# 本文
======

大袈裟に聞こえるかもしれないが、日本が、欧米の実態を無視した幼稚な議論に振り回され続け、今度のCOPで英国が主張する石炭火力発電の規制の議論が盛り上がり、国際的な取り決めになると後の祭りで取り返しのつかないことになる。それだけではない、日本のエネルギーの安全保障が大きく傷つき、基幹産業である自動車産業も大きく疲弊しかねない厳しい状況に陥るという危機感が必要なのである。「分配」と「成長」の良循環を主張してきた片方の大事な「成長」が、愚かなCOP規制のために逆に衰退しかねないリスクが強まっているのである。首相自ら日本はハイブリッドエンジンで行くと主張するだけで、欧米の愚かで、幼稚な議論が早く正常化すると予測している。

火力発電のCO2の9割回収・再利用と安全な原子力発電は可能なのか

結論から言えば、すでに技術的には9割の分離回収の技術の目途は立っている。有望な技術として、化学吸収法と物理吸収法(燃焼前)、膜分離法(燃焼前)、固体吸収法(燃焼後)深冷分離法(燃焼後)の5つの方法があり、日本の研究開発拠点として、四国電力の広島県の大崎発電所の大崎クールジェンや電源開発㈱の若松研究所(別称EAGLE)などで開発が進められている。どの方法でも、研究開発の段階ではCO2回収率9割は実現している。

======

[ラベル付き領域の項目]

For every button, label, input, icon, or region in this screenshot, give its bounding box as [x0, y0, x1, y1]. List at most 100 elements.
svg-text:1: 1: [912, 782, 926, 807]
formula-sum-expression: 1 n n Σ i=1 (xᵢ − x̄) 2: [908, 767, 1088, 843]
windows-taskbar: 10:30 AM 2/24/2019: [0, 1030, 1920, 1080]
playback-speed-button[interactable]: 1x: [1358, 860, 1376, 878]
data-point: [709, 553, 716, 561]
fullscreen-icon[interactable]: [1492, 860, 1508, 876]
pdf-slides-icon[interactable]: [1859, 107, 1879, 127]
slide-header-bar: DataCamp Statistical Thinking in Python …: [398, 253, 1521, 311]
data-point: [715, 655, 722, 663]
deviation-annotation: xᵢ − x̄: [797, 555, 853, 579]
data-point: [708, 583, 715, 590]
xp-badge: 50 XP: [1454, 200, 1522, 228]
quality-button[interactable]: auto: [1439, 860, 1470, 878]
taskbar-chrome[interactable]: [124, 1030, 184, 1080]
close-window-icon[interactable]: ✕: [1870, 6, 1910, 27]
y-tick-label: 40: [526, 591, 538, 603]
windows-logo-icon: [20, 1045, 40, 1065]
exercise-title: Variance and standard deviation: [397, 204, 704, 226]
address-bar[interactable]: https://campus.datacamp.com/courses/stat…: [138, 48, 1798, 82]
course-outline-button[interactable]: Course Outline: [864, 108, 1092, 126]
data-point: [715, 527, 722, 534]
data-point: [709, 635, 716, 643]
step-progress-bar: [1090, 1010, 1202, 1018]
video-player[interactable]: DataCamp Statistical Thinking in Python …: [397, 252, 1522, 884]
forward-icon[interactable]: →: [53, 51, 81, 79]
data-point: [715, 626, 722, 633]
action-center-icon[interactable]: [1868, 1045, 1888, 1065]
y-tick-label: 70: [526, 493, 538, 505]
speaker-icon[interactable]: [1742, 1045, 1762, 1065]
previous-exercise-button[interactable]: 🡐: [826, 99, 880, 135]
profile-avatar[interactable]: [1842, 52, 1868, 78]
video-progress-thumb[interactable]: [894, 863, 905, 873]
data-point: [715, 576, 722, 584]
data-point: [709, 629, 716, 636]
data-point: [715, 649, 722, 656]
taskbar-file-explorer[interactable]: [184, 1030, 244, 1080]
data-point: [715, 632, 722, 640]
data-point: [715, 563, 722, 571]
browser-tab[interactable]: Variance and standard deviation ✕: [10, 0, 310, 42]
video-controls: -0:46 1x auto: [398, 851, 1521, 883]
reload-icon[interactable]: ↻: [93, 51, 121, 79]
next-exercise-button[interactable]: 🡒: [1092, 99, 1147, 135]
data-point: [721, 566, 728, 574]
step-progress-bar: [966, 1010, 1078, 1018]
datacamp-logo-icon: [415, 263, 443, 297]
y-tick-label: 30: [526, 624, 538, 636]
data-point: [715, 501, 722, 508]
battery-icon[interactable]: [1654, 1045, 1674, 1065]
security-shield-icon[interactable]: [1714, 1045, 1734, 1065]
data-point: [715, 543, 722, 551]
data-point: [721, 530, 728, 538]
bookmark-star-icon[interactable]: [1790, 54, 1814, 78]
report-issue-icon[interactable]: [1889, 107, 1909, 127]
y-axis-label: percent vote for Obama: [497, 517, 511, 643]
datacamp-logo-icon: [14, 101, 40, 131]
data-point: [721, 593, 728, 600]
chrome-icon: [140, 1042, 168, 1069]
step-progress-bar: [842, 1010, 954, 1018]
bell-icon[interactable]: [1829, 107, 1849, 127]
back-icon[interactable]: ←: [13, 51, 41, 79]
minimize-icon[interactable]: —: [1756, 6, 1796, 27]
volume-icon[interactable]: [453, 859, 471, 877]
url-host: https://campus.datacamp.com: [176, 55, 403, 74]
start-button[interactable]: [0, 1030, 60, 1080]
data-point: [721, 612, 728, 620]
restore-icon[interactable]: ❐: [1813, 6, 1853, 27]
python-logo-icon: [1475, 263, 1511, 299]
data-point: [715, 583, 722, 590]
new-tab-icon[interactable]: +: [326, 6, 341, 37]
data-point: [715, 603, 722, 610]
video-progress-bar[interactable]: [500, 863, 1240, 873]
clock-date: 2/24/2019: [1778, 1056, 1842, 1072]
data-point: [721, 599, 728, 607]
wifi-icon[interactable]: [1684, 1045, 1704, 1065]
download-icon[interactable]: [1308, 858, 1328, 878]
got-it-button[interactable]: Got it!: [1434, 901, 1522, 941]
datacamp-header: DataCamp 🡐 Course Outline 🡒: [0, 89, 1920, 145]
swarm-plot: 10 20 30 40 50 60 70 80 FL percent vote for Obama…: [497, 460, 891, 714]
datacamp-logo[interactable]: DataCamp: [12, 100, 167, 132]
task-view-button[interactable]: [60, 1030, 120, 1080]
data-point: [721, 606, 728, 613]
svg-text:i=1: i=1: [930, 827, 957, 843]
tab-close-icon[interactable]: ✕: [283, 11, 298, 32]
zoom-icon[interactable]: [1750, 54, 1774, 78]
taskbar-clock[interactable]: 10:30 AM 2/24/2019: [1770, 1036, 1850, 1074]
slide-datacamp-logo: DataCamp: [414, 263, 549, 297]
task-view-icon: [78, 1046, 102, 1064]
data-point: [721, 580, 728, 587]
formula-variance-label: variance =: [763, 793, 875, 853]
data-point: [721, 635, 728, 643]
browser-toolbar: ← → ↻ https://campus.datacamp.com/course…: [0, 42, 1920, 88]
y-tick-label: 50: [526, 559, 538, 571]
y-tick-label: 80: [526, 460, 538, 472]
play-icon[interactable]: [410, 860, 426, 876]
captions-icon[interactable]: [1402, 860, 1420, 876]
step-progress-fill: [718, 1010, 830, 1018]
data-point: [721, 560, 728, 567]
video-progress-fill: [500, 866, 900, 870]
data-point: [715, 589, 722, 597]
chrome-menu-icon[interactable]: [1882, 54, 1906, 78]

======

# 課題 A
本文で、CO2の分離回収の有望な技術として挙げられている方法をすべて書き出せ。
# 課題 B
レコードのうち、文字列「windows」を含む行をすべて集めてください。大文字と小文字は区別すること。
レコードは本文とは無関係である。

# 正しい結果 A
化学吸収法、物理吸収法(燃焼前)、膜分離法(燃焼前)、固体吸収法(燃焼後)、深冷分離法(燃焼後)

# 正しい結果 B
windows-taskbar: 10:30 AM 2/24/2019: [0, 1030, 1920, 1080]
windows-logo-icon: [20, 1045, 40, 1065]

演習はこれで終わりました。